> [Problem details]: Print the listing as it stands, omitting all images.

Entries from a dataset

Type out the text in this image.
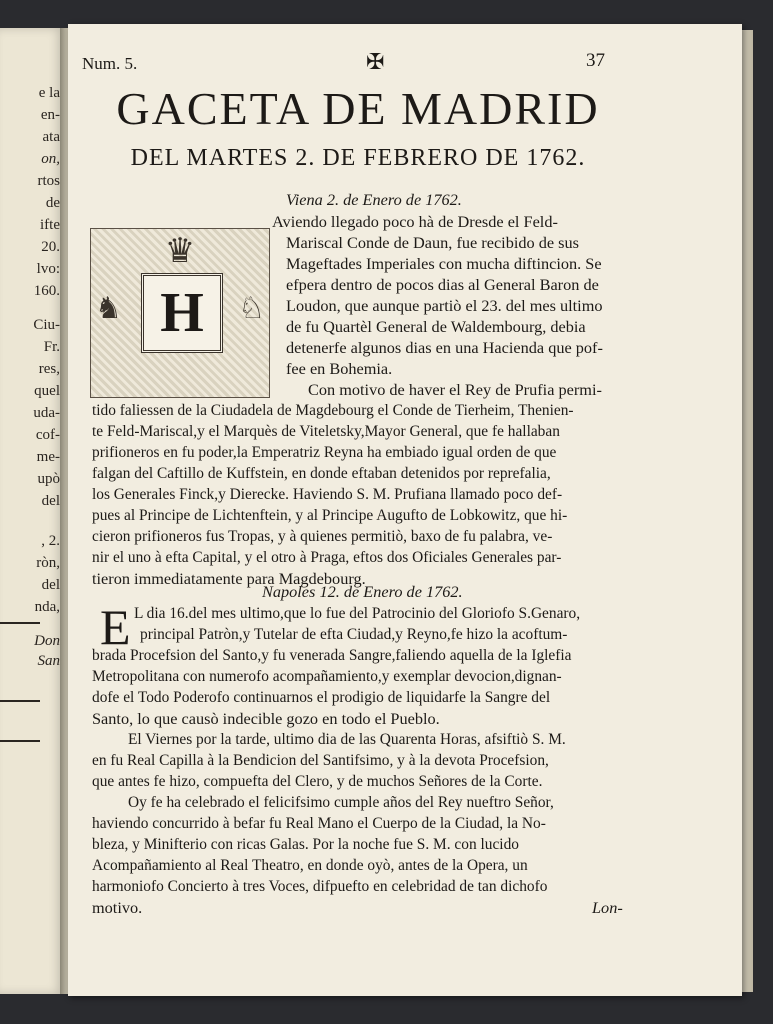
e la
en-
ata
on,
rtos
de
ifte
20.
lvo:
160.
Ciu-
Fr.
res,
quel
uda-
cof-
me-
upò
del
, 2.
ròn,
del
nda,
Don
San
Num. 5.	✠	37
GACETA DE MADRID
DEL MARTES 2. DE FEBRERO DE 1762.
♛
♞	♘
H
Viena 2. de Enero de 1762.
Aviendo llegado poco hà de Dresde el Feld-
Mariscal Conde de Daun, fue recibido de sus
Mageftades Imperiales con mucha diftincion. Se
efpera dentro de pocos dias al General Baron de
Loudon, que aunque partiò el 23. del mes ultimo
de fu Quartèl General de Waldembourg, debia
detenerfe algunos dias en una Hacienda que pof-
fee en Bohemia.
Con motivo de haver el Rey de Prufia permi-
tido faliessen de la Ciudadela de Magdebourg el Conde de Tierheim, Thenien-
te Feld-Mariscal,y el Marquès de Viteletsky,Mayor General, que fe hallaban
prifioneros en fu poder,la Emperatriz Reyna ha embiado igual orden de que
falgan del Caftillo de Kuffstein, en donde eftaban detenidos por reprefalia,
los Generales Finck,y Dierecke. Haviendo S. M. Prufiana llamado poco def-
pues al Principe de Lichtenftein, y al Principe Augufto de Lobkowitz, que hi-
cieron prifioneros fus Tropas, y à quienes permitiò, baxo de fu palabra, ve-
nir el uno à efta Capital, y el otro à Praga, eftos dos Oficiales Generales par-
tieron immediatamente para Magdebourg.
Napoles 12. de Enero de 1762.
E L dia 16.del mes ultimo,que lo fue del Patrocinio del Gloriofo S.Genaro,
principal Patròn,y Tutelar de efta Ciudad,y Reyno,fe hizo la acoftum-
brada Procefsion del Santo,y fu venerada Sangre,faliendo aquella de la Iglefia
Metropolitana con numerofo acompañamiento,y exemplar devocion,dignan-
dofe el Todo Poderofo continuarnos el prodigio de liquidarfe la Sangre del
Santo, lo que causò indecible gozo en todo el Pueblo.
El Viernes por la tarde, ultimo dia de las Quarenta Horas, afsiftiò S. M.
en fu Real Capilla à la Bendicion del Santifsimo, y à la devota Procefsion,
que antes fe hizo, compuefta del Clero, y de muchos Señores de la Corte.
Oy fe ha celebrado el felicifsimo cumple años del Rey nueftro Señor,
haviendo concurrido à befar fu Real Mano el Cuerpo de la Ciudad, la No-
bleza, y Minifterio con ricas Galas. Por la noche fue S. M. con lucido
Acompañamiento al Real Theatro, en donde oyò, antes de la Opera, un
harmoniofo Concierto à tres Voces, difpuefto en celebridad de tan dichofo
motivo.	Lon-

> [Answer]:
Type out the text in this image.
e la
en-
ata
on,
rtos
de
ifte
20.
lvo:
160.
Ciu-
Fr.
res,
quel
uda-
cof-
me-
upò
del
, 2.
ròn,
del
nda,
Don
San
Num. 5.	✠	37
GACETA DE MADRID
DEL MARTES 2. DE FEBRERO DE 1762.
♛
♞	♘
H
Viena 2. de Enero de 1762.
Aviendo llegado poco hà de Dresde el Feld-
Mariscal Conde de Daun, fue recibido de sus
Mageftades Imperiales con mucha diftincion. Se
efpera dentro de pocos dias al General Baron de
Loudon, que aunque partiò el 23. del mes ultimo
de fu Quartèl General de Waldembourg, debia
detenerfe algunos dias en una Hacienda que pof-
fee en Bohemia.
Con motivo de haver el Rey de Prufia permi-
tido faliessen de la Ciudadela de Magdebourg el Conde de Tierheim, Thenien-
te Feld-Mariscal,y el Marquès de Viteletsky,Mayor General, que fe hallaban
prifioneros en fu poder,la Emperatriz Reyna ha embiado igual orden de que
falgan del Caftillo de Kuffstein, en donde eftaban detenidos por reprefalia,
los Generales Finck,y Dierecke. Haviendo S. M. Prufiana llamado poco def-
pues al Principe de Lichtenftein, y al Principe Augufto de Lobkowitz, que hi-
cieron prifioneros fus Tropas, y à quienes permitiò, baxo de fu palabra, ve-
nir el uno à efta Capital, y el otro à Praga, eftos dos Oficiales Generales par-
tieron immediatamente para Magdebourg.
Napoles 12. de Enero de 1762.
E L dia 16.del mes ultimo,que lo fue del Patrocinio del Gloriofo S.Genaro,
principal Patròn,y Tutelar de efta Ciudad,y Reyno,fe hizo la acoftum-
brada Procefsion del Santo,y fu venerada Sangre,faliendo aquella de la Iglefia
Metropolitana con numerofo acompañamiento,y exemplar devocion,dignan-
dofe el Todo Poderofo continuarnos el prodigio de liquidarfe la Sangre del
Santo, lo que causò indecible gozo en todo el Pueblo.
El Viernes por la tarde, ultimo dia de las Quarenta Horas, afsiftiò S. M.
en fu Real Capilla à la Bendicion del Santifsimo, y à la devota Procefsion,
que antes fe hizo, compuefta del Clero, y de muchos Señores de la Corte.
Oy fe ha celebrado el felicifsimo cumple años del Rey nueftro Señor,
haviendo concurrido à befar fu Real Mano el Cuerpo de la Ciudad, la No-
bleza, y Minifterio con ricas Galas. Por la noche fue S. M. con lucido
Acompañamiento al Real Theatro, en donde oyò, antes de la Opera, un
harmoniofo Concierto à tres Voces, difpuefto en celebridad de tan dichofo
motivo.	Lon-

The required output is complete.